:: Quoted passage ::

A Manifesto For Real Representative Government

The Electoral College shall be abolished. Article 1, Section 2, Clause 1; Article 1, Section 3, Clause 1 and Article 2, Section 1, Clause 2 shall be amended to provide for random computer  selection of all Federal Elective offices from Internal Revenue Service tax rolls of citizens within the appropriate Congressional District, State and Nation respectively according to existing Constitutional requirements. This amendment shall supersede the Fifteenth, Seventeenth and Nineteenth amendments.

Proposed Constitutional Amendment
HighLonesome

As I look back over my experiences as a voting citizen since 1972, I have viewed with increasing alarm the growing disconnect between the citizenry and the leaders and representatives we elect. I have watched the increased growth and power of a Political Class disconnected from the needs of the citizenry as well as the alarming increase and importance of money in our electoral system. This corruptive influence of money on elections has further isolated the aforementioned political class by allowing a defacto form of two-tier citizenship. One class of the wealthy and corporate citizens who have real influence on government, another, lower class of regular citizens like you and me who have little or no influence on the actions of our government. Over the course of those decades, I have seen the Congress repeatedly try and either fail to enact significant campaign finance reform or have it’s efforts frustrated by contrary legal decisions that enshrine that unequal influence on our elections. This view was most recently reinforced by the Supreme Court’s activist ruling in their recent decision on Citizens_United_v._Federal_Election_Commission.

Ballot BoxAs a result of these actions, I have been forced to conclude that the pernicious influence of money on politics has become a clear and present danger to the functioning of our Constitutional Democratic Republic. I have further been forced to conclude that the elective system we have currently in place no longer provides for Real Representative Government responsive to the needs of the citizenry at large. I have, therefore, long pondered what changes can be made to restore citizen control of and real representation within that government. With the recent Supreme Court decision throwing out over 100 years of legal precedent, I do not see Public financing of elections as a credible path to reform. It is time to consider radical solutions to this problem. Since the acknowledged intent of the framers was to ensure that representatives to our government would accurately reflect the citizenry at large, what is needed is a mechanism to restore and reinforce that reflection.

My mechanism for reform would abolish all federal elections for legislative and executive offices and replace that mechanism with one based on random computer selection for all current federal elective offices from Internal Revenue tax rolls. All existing Constitutional requirements for office would remain in force. Using myself as an example, as a 56-year-old native-born citizen with no felony convictions from the 2nd Congressional District in New Mexico, I could be selected as the 2nd District Congressman, Senator from New Mexico, Vice President or President. Companion laws would be passed based on existing statutes governing National Guard Service and Jury Duty. The mechanism would work as follows.

:::
:: Input ::

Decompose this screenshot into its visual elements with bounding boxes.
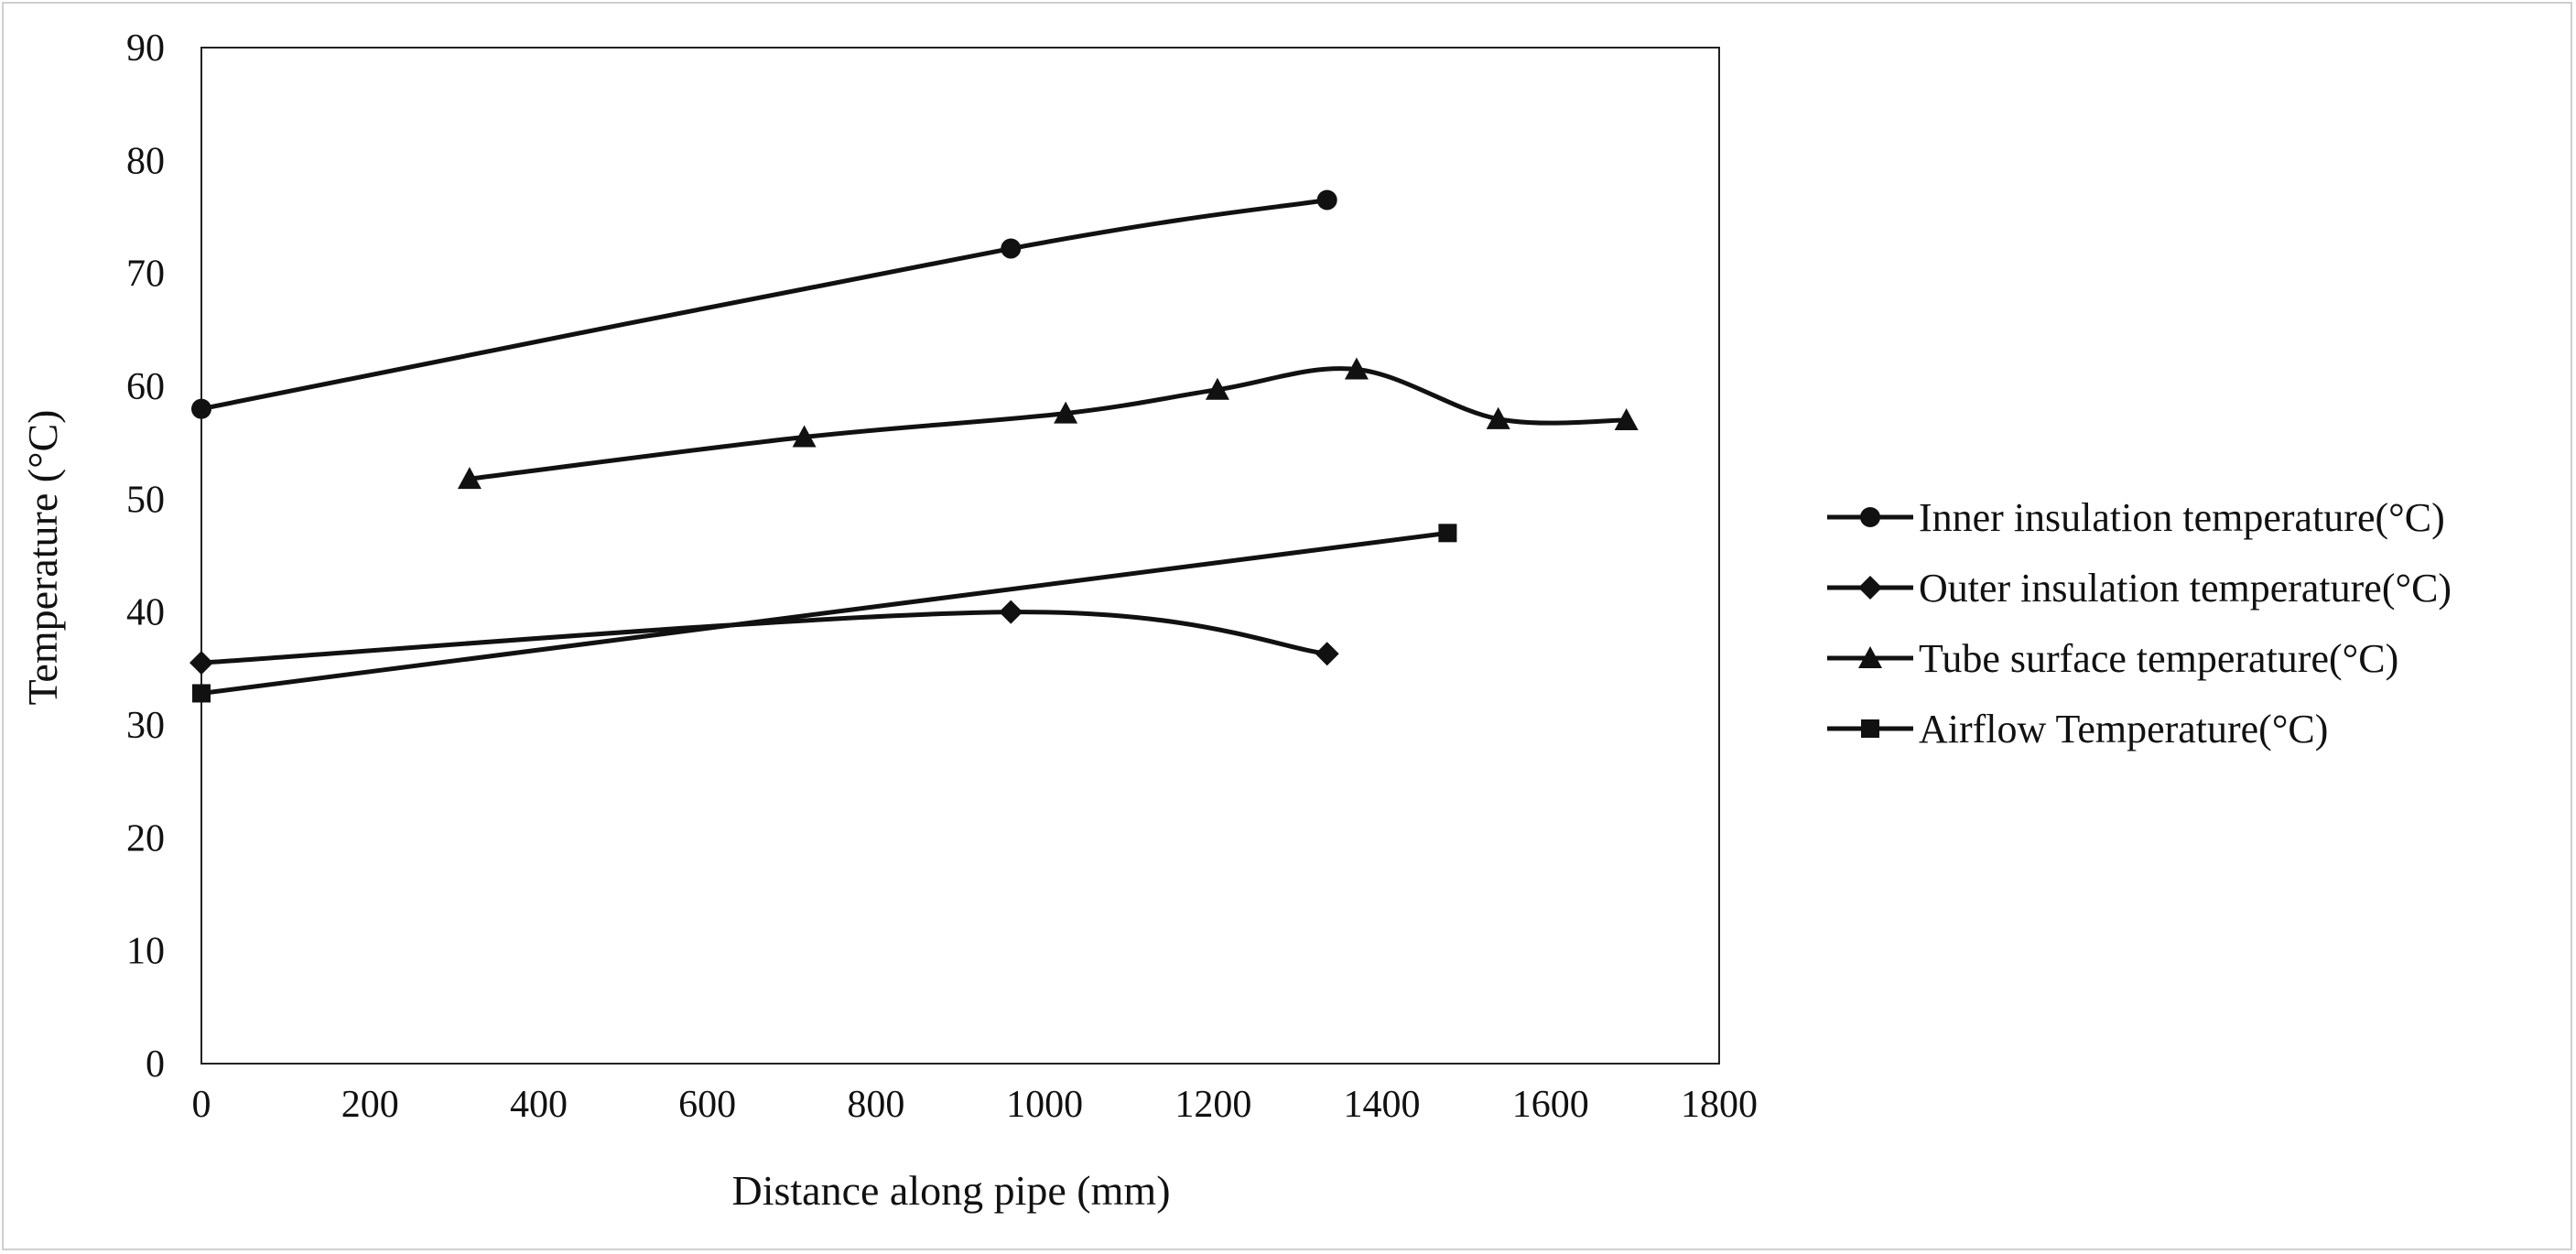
legend-marker-circle bbox=[1860, 507, 1880, 527]
data-point-diamond bbox=[189, 651, 213, 676]
x-axis-title: Distance along pipe (mm) bbox=[731, 1167, 1170, 1214]
legend-label: Tube surface temperature(°C) bbox=[1919, 636, 2398, 681]
x-tick-label: 1000 bbox=[1006, 1084, 1083, 1126]
y-tick-label: 60 bbox=[126, 366, 165, 408]
series-square bbox=[192, 524, 1457, 703]
series-line bbox=[200, 610, 1328, 665]
data-point-triangle bbox=[1614, 408, 1639, 431]
legend-label: Outer insulation temperature(°C) bbox=[1919, 566, 2452, 611]
y-tick-label: 20 bbox=[126, 817, 165, 859]
y-axis-title: Temperature (°C) bbox=[19, 410, 66, 706]
legend-entry: Outer insulation temperature(°C) bbox=[1827, 566, 2452, 611]
legend-entry: Inner insulation temperature(°C) bbox=[1827, 495, 2445, 540]
x-tick-label: 600 bbox=[678, 1084, 736, 1126]
data-point-diamond bbox=[999, 600, 1023, 624]
legend-entry: Airflow Temperature(°C) bbox=[1827, 707, 2328, 751]
data-point-triangle bbox=[1486, 406, 1510, 429]
x-tick-label: 1200 bbox=[1174, 1084, 1251, 1126]
x-tick-label: 800 bbox=[847, 1084, 904, 1126]
data-point-diamond bbox=[1315, 642, 1339, 666]
series-line bbox=[200, 198, 1328, 412]
x-tick-label: 400 bbox=[510, 1084, 568, 1126]
legend-entry: Tube surface temperature(°C) bbox=[1827, 636, 2398, 681]
y-tick-label: 0 bbox=[146, 1043, 165, 1086]
series-line bbox=[200, 530, 1448, 696]
x-tick-label: 1600 bbox=[1512, 1084, 1589, 1126]
series-line bbox=[469, 366, 1627, 481]
data-point-circle bbox=[1316, 189, 1337, 211]
data-point-triangle bbox=[1344, 357, 1369, 380]
data-point-triangle bbox=[1205, 377, 1229, 400]
data-point-circle bbox=[191, 398, 211, 419]
series-layer bbox=[189, 189, 1639, 703]
data-point-triangle bbox=[1054, 401, 1078, 424]
legend-marker-triangle bbox=[1858, 646, 1882, 669]
legend-label: Inner insulation temperature(°C) bbox=[1919, 495, 2445, 540]
x-tick-label: 200 bbox=[341, 1084, 399, 1126]
y-tick-label: 40 bbox=[126, 592, 165, 634]
series-circle bbox=[191, 189, 1337, 419]
y-tick-label: 10 bbox=[126, 931, 165, 973]
series-diamond bbox=[189, 600, 1339, 676]
x-tick-label: 1800 bbox=[1681, 1084, 1758, 1126]
y-tick-label: 50 bbox=[126, 479, 165, 521]
data-point-square bbox=[192, 684, 211, 703]
data-point-circle bbox=[1001, 238, 1022, 259]
x-tick-label: 0 bbox=[192, 1084, 211, 1126]
plot-border bbox=[200, 47, 1720, 1065]
legend-marker-diamond bbox=[1858, 576, 1882, 600]
series-triangle bbox=[457, 357, 1639, 490]
data-point-triangle bbox=[457, 467, 482, 490]
data-point-triangle bbox=[792, 425, 817, 448]
y-tick-label: 80 bbox=[126, 140, 165, 182]
legend-label: Airflow Temperature(°C) bbox=[1919, 707, 2328, 751]
x-tick-label: 1400 bbox=[1344, 1084, 1421, 1126]
plot-area bbox=[200, 47, 1720, 1065]
y-tick-label: 30 bbox=[126, 705, 165, 747]
axes: 0 200 400 600 800 1000 1200 1400 1600 1800 0 10 20 30… bbox=[126, 27, 1758, 1126]
legend-marker-square bbox=[1861, 719, 1879, 738]
data-point-square bbox=[1438, 524, 1457, 543]
y-tick-label: 90 bbox=[126, 27, 165, 70]
y-tick-label: 70 bbox=[126, 254, 165, 296]
legend: Inner insulation temperature(°C) Outer in… bbox=[1827, 495, 2452, 751]
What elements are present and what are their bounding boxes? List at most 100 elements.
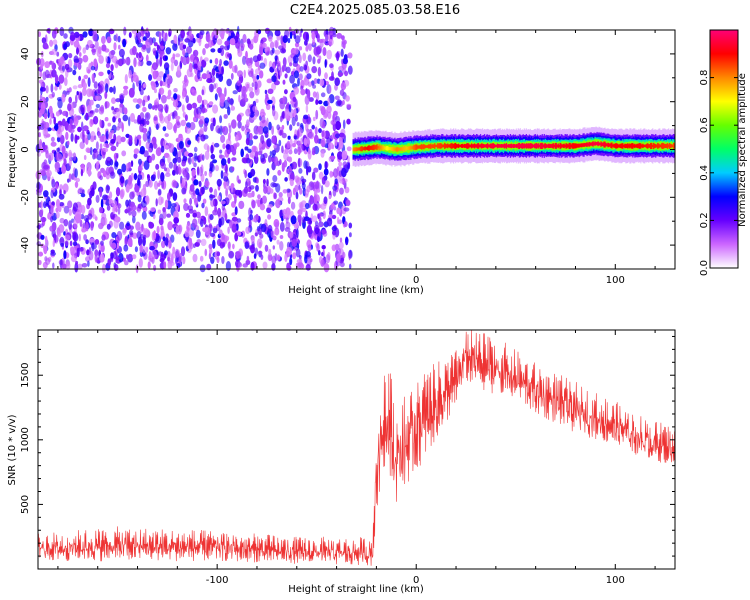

:::

• Problems:
1. List every office the author of the manifesto says he could be selected for.
2. Please copy the lines of the records starting at the one containing "legend-marker-circle bbox=[1860, 507, 1880, 527]" and ending at the one containing "legend-marker-triangle bbox=[1858, 646, 1882, 669]", including both.
The manifesto and the records have no connection to each other.

• Task-by-task outputs:
1.
2nd District Congressman
Senator from New Mexico
Vice President
President

2.
legend-marker-circle bbox=[1860, 507, 1880, 527]
data-point-diamond bbox=[189, 651, 213, 676]
x-axis-title: Distance along pipe (mm) bbox=[731, 1167, 1170, 1214]
legend-label: Tube surface temperature(°C) bbox=[1919, 636, 2398, 681]
x-tick-label: 1000 bbox=[1006, 1084, 1083, 1126]
y-tick-label: 60 bbox=[126, 366, 165, 408]
series-square bbox=[192, 524, 1457, 703]
series-line bbox=[200, 610, 1328, 665]
data-point-triangle bbox=[1614, 408, 1639, 431]
legend-label: Outer insulation temperature(°C) bbox=[1919, 566, 2452, 611]
y-tick-label: 20 bbox=[126, 817, 165, 859]
y-axis-title: Temperature (°C) bbox=[19, 410, 66, 706]
legend-entry: Outer insulation temperature(°C) bbox=[1827, 566, 2452, 611]
legend-entry: Inner insulation temperature(°C) bbox=[1827, 495, 2445, 540]
x-tick-label: 600 bbox=[678, 1084, 736, 1126]
data-point-diamond bbox=[999, 600, 1023, 624]
legend-entry: Airflow Temperature(°C) bbox=[1827, 707, 2328, 751]
data-point-triangle bbox=[1486, 406, 1510, 429]
x-tick-label: 1200 bbox=[1174, 1084, 1251, 1126]
x-tick-label: 800 bbox=[847, 1084, 904, 1126]
data-point-diamond bbox=[1315, 642, 1339, 666]
series-line bbox=[200, 198, 1328, 412]
x-tick-label: 400 bbox=[510, 1084, 568, 1126]
legend-entry: Tube surface temperature(°C) bbox=[1827, 636, 2398, 681]
y-tick-label: 0 bbox=[146, 1043, 165, 1086]
series-line bbox=[200, 530, 1448, 696]
x-tick-label: 1600 bbox=[1512, 1084, 1589, 1126]
series-line bbox=[469, 366, 1627, 481]
data-point-circle bbox=[1316, 189, 1337, 211]
data-point-triangle bbox=[1344, 357, 1369, 380]
data-point-triangle bbox=[1205, 377, 1229, 400]
data-point-circle bbox=[191, 398, 211, 419]
series-layer bbox=[189, 189, 1639, 703]
data-point-triangle bbox=[1054, 401, 1078, 424]
legend-marker-triangle bbox=[1858, 646, 1882, 669]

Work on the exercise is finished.